OBJECTIVE: Report every line in the listing below where the string "this" shows up.

─── RECORDS FOR THE EXERCISE

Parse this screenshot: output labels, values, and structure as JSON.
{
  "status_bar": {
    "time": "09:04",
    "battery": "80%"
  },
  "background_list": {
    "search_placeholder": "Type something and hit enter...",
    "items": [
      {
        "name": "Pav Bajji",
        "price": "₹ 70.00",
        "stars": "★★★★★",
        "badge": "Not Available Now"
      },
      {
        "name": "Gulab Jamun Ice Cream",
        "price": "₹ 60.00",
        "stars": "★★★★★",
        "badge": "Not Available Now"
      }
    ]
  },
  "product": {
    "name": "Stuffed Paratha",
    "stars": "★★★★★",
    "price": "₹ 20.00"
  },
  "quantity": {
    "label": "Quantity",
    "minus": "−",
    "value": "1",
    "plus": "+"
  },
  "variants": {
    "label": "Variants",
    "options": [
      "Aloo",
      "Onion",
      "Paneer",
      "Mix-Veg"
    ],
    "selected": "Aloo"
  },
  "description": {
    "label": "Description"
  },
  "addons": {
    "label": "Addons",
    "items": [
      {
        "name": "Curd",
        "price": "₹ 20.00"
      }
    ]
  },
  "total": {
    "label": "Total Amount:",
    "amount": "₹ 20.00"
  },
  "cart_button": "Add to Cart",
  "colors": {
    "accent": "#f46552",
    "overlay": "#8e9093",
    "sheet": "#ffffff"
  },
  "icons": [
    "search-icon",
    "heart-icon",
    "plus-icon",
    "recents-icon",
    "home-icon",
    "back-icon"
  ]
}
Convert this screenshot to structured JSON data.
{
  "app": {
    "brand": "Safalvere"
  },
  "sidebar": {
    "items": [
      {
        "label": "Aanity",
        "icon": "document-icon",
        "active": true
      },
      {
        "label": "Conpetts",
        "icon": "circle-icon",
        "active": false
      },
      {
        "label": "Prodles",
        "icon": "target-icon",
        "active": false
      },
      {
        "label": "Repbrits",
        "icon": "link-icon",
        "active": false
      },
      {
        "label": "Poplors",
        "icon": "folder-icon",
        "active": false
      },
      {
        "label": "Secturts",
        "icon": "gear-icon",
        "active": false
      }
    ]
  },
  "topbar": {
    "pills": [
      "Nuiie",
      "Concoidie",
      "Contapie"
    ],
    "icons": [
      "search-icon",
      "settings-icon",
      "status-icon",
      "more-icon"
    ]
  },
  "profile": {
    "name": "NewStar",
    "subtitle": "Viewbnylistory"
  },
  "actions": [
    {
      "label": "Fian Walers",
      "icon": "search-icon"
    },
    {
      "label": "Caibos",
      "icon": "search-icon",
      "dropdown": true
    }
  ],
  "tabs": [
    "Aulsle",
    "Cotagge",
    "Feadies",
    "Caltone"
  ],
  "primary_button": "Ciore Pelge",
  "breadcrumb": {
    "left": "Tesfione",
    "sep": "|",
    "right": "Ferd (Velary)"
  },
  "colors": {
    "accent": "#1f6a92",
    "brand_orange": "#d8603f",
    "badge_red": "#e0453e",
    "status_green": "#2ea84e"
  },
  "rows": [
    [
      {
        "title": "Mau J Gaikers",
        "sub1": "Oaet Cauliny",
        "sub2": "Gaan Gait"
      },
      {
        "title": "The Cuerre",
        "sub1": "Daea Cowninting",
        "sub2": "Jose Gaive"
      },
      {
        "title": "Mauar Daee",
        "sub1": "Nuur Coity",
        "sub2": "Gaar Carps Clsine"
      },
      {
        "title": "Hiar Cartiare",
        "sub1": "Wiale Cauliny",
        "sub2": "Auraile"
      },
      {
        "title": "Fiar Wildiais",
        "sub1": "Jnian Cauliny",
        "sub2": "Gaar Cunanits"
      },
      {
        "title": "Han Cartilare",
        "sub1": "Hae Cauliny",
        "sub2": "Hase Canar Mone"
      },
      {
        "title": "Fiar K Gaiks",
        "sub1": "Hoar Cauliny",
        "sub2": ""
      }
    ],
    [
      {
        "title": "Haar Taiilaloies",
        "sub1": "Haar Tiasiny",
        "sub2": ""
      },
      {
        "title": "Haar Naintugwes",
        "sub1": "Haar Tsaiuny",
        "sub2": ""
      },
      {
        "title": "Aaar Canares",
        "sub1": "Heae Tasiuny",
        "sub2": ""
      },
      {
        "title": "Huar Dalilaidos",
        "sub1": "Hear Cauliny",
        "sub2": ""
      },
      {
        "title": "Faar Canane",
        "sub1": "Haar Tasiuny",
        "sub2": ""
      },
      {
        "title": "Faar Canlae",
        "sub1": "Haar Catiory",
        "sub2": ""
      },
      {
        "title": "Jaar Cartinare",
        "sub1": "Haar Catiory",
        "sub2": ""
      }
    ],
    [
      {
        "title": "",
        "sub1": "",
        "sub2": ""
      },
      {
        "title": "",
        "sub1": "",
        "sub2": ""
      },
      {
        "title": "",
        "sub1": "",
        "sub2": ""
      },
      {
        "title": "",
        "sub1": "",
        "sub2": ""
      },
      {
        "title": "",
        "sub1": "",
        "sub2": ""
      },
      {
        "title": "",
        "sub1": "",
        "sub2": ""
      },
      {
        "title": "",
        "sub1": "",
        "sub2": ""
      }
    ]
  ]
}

──────

ANSWER FOR THE TASK:
Parse this screenshot: output labels, values, and structure as JSON.
Convert this screenshot to structured JSON data.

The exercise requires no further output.